- _TASK GOAL_
Produce a word-for-word copy of the listing below without its pictures.

[start INFORMATION SUPPLIED]

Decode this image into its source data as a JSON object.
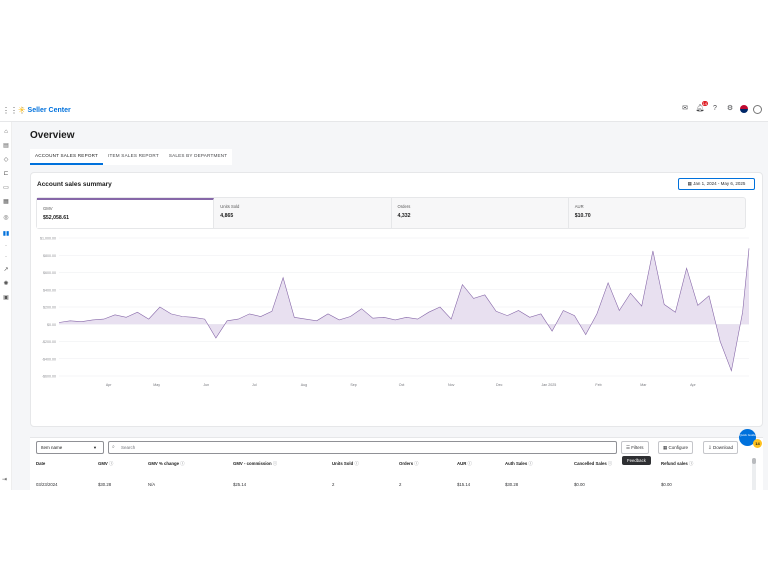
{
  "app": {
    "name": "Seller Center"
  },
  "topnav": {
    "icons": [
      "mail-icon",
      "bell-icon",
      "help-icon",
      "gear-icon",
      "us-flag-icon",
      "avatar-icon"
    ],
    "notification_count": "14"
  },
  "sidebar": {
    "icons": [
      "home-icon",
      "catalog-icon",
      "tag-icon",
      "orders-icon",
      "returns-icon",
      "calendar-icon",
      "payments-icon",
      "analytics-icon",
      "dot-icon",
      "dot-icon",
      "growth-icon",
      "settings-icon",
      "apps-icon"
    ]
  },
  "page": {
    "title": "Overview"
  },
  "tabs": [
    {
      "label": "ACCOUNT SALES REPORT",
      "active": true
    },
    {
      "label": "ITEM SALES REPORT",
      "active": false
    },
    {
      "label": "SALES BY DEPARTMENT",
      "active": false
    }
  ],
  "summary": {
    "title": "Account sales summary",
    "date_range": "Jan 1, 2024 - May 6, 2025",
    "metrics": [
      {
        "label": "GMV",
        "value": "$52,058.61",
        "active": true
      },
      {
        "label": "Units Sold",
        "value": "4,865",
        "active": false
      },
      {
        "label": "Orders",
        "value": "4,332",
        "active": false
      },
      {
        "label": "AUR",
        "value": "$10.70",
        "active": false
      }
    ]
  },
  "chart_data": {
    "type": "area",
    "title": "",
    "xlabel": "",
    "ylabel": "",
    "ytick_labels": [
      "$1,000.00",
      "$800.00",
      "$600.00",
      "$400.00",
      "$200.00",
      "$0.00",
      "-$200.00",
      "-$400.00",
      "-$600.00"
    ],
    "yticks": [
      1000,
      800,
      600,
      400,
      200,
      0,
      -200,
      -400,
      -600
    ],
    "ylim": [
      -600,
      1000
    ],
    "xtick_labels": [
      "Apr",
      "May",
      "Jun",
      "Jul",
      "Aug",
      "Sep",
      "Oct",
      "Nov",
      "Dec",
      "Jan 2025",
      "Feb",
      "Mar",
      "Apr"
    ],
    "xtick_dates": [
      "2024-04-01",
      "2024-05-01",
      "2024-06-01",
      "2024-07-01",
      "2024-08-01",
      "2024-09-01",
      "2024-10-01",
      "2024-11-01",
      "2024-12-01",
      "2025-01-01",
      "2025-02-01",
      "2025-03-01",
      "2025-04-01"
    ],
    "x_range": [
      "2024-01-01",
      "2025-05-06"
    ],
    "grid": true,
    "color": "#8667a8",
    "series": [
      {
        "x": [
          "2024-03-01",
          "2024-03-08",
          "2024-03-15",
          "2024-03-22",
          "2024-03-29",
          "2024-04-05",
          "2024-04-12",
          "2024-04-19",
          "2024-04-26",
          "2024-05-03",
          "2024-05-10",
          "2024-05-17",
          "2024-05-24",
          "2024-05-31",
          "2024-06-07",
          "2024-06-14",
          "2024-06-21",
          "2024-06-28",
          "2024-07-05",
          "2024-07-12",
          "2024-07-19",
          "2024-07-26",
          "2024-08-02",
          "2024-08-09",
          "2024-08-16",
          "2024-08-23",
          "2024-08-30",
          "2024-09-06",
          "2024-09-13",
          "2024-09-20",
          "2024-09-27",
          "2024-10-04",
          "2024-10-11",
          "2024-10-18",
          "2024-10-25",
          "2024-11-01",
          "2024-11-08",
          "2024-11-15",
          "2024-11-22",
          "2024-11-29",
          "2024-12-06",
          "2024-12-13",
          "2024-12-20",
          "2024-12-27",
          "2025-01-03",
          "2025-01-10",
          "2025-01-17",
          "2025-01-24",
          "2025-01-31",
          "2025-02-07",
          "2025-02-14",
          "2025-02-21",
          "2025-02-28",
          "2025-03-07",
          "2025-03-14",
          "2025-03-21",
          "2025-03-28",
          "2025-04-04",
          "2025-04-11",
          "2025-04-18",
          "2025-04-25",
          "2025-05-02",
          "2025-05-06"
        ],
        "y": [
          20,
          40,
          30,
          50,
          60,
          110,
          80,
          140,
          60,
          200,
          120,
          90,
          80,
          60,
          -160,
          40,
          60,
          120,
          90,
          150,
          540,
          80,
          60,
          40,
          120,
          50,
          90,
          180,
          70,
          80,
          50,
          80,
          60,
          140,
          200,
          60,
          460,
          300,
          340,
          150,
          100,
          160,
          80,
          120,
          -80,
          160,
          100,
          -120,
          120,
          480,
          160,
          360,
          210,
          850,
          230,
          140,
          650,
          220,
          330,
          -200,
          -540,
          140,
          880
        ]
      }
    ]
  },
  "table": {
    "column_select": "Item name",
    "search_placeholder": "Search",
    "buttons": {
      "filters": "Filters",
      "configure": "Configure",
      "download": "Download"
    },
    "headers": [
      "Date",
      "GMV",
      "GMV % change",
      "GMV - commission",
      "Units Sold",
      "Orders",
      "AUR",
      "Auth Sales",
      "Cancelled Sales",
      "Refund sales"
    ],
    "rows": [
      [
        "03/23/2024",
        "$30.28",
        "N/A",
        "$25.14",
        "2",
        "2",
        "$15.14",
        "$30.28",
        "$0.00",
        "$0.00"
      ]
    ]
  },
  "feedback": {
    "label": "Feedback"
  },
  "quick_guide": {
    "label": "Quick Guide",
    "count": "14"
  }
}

[end INFORMATION SUPPLIED]

- _CORRECT RESULT_
Decode this image into its source data as a JSON object.
{
  "app": {
    "name": "Seller Center"
  },
  "topnav": {
    "icons": [
      "mail-icon",
      "bell-icon",
      "help-icon",
      "gear-icon",
      "us-flag-icon",
      "avatar-icon"
    ],
    "notification_count": "14"
  },
  "sidebar": {
    "icons": [
      "home-icon",
      "catalog-icon",
      "tag-icon",
      "orders-icon",
      "returns-icon",
      "calendar-icon",
      "payments-icon",
      "analytics-icon",
      "dot-icon",
      "dot-icon",
      "growth-icon",
      "settings-icon",
      "apps-icon"
    ]
  },
  "page": {
    "title": "Overview"
  },
  "tabs": [
    {
      "label": "ACCOUNT SALES REPORT",
      "active": true
    },
    {
      "label": "ITEM SALES REPORT",
      "active": false
    },
    {
      "label": "SALES BY DEPARTMENT",
      "active": false
    }
  ],
  "summary": {
    "title": "Account sales summary",
    "date_range": "Jan 1, 2024 - May 6, 2025",
    "metrics": [
      {
        "label": "GMV",
        "value": "$52,058.61",
        "active": true
      },
      {
        "label": "Units Sold",
        "value": "4,865",
        "active": false
      },
      {
        "label": "Orders",
        "value": "4,332",
        "active": false
      },
      {
        "label": "AUR",
        "value": "$10.70",
        "active": false
      }
    ]
  },
  "chart_data": {
    "type": "area",
    "title": "",
    "xlabel": "",
    "ylabel": "",
    "ytick_labels": [
      "$1,000.00",
      "$800.00",
      "$600.00",
      "$400.00",
      "$200.00",
      "$0.00",
      "-$200.00",
      "-$400.00",
      "-$600.00"
    ],
    "yticks": [
      1000,
      800,
      600,
      400,
      200,
      0,
      -200,
      -400,
      -600
    ],
    "ylim": [
      -600,
      1000
    ],
    "xtick_labels": [
      "Apr",
      "May",
      "Jun",
      "Jul",
      "Aug",
      "Sep",
      "Oct",
      "Nov",
      "Dec",
      "Jan 2025",
      "Feb",
      "Mar",
      "Apr"
    ],
    "xtick_dates": [
      "2024-04-01",
      "2024-05-01",
      "2024-06-01",
      "2024-07-01",
      "2024-08-01",
      "2024-09-01",
      "2024-10-01",
      "2024-11-01",
      "2024-12-01",
      "2025-01-01",
      "2025-02-01",
      "2025-03-01",
      "2025-04-01"
    ],
    "x_range": [
      "2024-01-01",
      "2025-05-06"
    ],
    "grid": true,
    "color": "#8667a8",
    "series": [
      {
        "x": [
          "2024-03-01",
          "2024-03-08",
          "2024-03-15",
          "2024-03-22",
          "2024-03-29",
          "2024-04-05",
          "2024-04-12",
          "2024-04-19",
          "2024-04-26",
          "2024-05-03",
          "2024-05-10",
          "2024-05-17",
          "2024-05-24",
          "2024-05-31",
          "2024-06-07",
          "2024-06-14",
          "2024-06-21",
          "2024-06-28",
          "2024-07-05",
          "2024-07-12",
          "2024-07-19",
          "2024-07-26",
          "2024-08-02",
          "2024-08-09",
          "2024-08-16",
          "2024-08-23",
          "2024-08-30",
          "2024-09-06",
          "2024-09-13",
          "2024-09-20",
          "2024-09-27",
          "2024-10-04",
          "2024-10-11",
          "2024-10-18",
          "2024-10-25",
          "2024-11-01",
          "2024-11-08",
          "2024-11-15",
          "2024-11-22",
          "2024-11-29",
          "2024-12-06",
          "2024-12-13",
          "2024-12-20",
          "2024-12-27",
          "2025-01-03",
          "2025-01-10",
          "2025-01-17",
          "2025-01-24",
          "2025-01-31",
          "2025-02-07",
          "2025-02-14",
          "2025-02-21",
          "2025-02-28",
          "2025-03-07",
          "2025-03-14",
          "2025-03-21",
          "2025-03-28",
          "2025-04-04",
          "2025-04-11",
          "2025-04-18",
          "2025-04-25",
          "2025-05-02",
          "2025-05-06"
        ],
        "y": [
          20,
          40,
          30,
          50,
          60,
          110,
          80,
          140,
          60,
          200,
          120,
          90,
          80,
          60,
          -160,
          40,
          60,
          120,
          90,
          150,
          540,
          80,
          60,
          40,
          120,
          50,
          90,
          180,
          70,
          80,
          50,
          80,
          60,
          140,
          200,
          60,
          460,
          300,
          340,
          150,
          100,
          160,
          80,
          120,
          -80,
          160,
          100,
          -120,
          120,
          480,
          160,
          360,
          210,
          850,
          230,
          140,
          650,
          220,
          330,
          -200,
          -540,
          140,
          880
        ]
      }
    ]
  },
  "table": {
    "column_select": "Item name",
    "search_placeholder": "Search",
    "buttons": {
      "filters": "Filters",
      "configure": "Configure",
      "download": "Download"
    },
    "headers": [
      "Date",
      "GMV",
      "GMV % change",
      "GMV - commission",
      "Units Sold",
      "Orders",
      "AUR",
      "Auth Sales",
      "Cancelled Sales",
      "Refund sales"
    ],
    "rows": [
      [
        "03/23/2024",
        "$30.28",
        "N/A",
        "$25.14",
        "2",
        "2",
        "$15.14",
        "$30.28",
        "$0.00",
        "$0.00"
      ]
    ]
  },
  "feedback": {
    "label": "Feedback"
  },
  "quick_guide": {
    "label": "Quick Guide",
    "count": "14"
  }
}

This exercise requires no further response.